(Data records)
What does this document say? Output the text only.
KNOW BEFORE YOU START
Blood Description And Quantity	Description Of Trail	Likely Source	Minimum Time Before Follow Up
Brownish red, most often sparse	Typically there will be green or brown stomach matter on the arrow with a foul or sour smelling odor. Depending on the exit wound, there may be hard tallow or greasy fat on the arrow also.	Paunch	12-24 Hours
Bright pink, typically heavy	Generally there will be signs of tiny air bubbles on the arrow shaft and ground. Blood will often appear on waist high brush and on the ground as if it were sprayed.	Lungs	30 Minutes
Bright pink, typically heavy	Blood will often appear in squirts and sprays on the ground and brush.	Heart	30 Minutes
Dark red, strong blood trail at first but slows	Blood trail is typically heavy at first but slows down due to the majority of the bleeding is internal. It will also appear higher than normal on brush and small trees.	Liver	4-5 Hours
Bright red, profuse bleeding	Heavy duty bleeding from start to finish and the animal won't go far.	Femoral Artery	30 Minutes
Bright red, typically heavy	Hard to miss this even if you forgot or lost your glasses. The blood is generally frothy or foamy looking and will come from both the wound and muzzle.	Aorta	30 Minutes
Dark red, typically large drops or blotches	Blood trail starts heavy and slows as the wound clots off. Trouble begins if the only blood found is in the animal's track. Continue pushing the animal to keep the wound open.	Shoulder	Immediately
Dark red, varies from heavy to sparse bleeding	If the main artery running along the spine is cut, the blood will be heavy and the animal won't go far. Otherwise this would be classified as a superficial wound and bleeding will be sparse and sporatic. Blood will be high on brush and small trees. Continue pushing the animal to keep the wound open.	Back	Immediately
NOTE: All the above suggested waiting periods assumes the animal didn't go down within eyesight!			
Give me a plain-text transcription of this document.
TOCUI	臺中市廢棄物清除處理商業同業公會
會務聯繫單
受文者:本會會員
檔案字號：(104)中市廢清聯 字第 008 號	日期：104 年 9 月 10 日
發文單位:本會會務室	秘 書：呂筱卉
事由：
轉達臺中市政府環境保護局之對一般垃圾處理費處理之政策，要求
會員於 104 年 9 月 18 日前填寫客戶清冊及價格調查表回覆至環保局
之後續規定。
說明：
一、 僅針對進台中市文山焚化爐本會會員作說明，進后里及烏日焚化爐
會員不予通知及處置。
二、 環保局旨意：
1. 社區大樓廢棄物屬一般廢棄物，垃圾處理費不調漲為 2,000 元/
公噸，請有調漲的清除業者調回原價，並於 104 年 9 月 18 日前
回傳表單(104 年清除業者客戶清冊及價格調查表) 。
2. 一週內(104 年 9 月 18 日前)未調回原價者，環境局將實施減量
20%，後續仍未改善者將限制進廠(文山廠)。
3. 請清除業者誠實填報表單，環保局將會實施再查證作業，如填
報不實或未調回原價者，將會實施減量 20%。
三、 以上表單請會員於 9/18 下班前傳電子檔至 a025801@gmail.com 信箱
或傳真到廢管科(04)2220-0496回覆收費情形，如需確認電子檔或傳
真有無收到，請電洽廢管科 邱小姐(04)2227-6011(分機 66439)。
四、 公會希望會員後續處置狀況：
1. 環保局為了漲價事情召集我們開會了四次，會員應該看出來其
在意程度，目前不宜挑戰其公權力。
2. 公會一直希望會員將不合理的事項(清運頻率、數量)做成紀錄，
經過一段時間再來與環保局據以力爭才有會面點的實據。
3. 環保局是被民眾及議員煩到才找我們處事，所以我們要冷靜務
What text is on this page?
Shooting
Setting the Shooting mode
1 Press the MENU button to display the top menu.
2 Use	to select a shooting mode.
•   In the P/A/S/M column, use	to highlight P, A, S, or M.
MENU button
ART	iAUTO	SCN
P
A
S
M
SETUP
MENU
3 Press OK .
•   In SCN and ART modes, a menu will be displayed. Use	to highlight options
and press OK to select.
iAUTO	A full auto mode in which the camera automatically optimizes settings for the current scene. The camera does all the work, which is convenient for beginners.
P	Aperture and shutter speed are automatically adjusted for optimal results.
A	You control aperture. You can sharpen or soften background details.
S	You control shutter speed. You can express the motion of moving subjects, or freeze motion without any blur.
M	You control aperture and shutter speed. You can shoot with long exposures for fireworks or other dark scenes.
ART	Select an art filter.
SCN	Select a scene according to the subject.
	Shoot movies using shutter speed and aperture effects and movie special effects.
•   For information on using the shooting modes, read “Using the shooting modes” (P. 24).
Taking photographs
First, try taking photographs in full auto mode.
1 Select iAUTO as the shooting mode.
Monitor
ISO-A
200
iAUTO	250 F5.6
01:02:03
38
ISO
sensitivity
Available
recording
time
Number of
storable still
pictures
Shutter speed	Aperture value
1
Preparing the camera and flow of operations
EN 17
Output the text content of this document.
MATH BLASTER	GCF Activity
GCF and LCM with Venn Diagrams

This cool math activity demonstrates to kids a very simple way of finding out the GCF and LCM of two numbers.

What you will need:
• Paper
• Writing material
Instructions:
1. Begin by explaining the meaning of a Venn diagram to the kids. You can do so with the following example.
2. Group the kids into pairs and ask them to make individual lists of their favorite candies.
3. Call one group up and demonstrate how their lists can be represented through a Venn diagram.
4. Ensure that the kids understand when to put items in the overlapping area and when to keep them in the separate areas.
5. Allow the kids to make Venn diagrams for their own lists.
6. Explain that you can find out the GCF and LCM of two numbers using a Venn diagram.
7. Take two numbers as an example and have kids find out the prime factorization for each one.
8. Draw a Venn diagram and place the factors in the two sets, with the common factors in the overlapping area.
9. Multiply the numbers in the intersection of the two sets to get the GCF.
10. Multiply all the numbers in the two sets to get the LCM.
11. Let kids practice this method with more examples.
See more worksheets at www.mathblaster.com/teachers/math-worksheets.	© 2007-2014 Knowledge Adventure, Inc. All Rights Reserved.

Short task: Copy all lines above containing the string "Output".

Completed exercise:
What does this document say? Output the text only.
Output the text content of this document.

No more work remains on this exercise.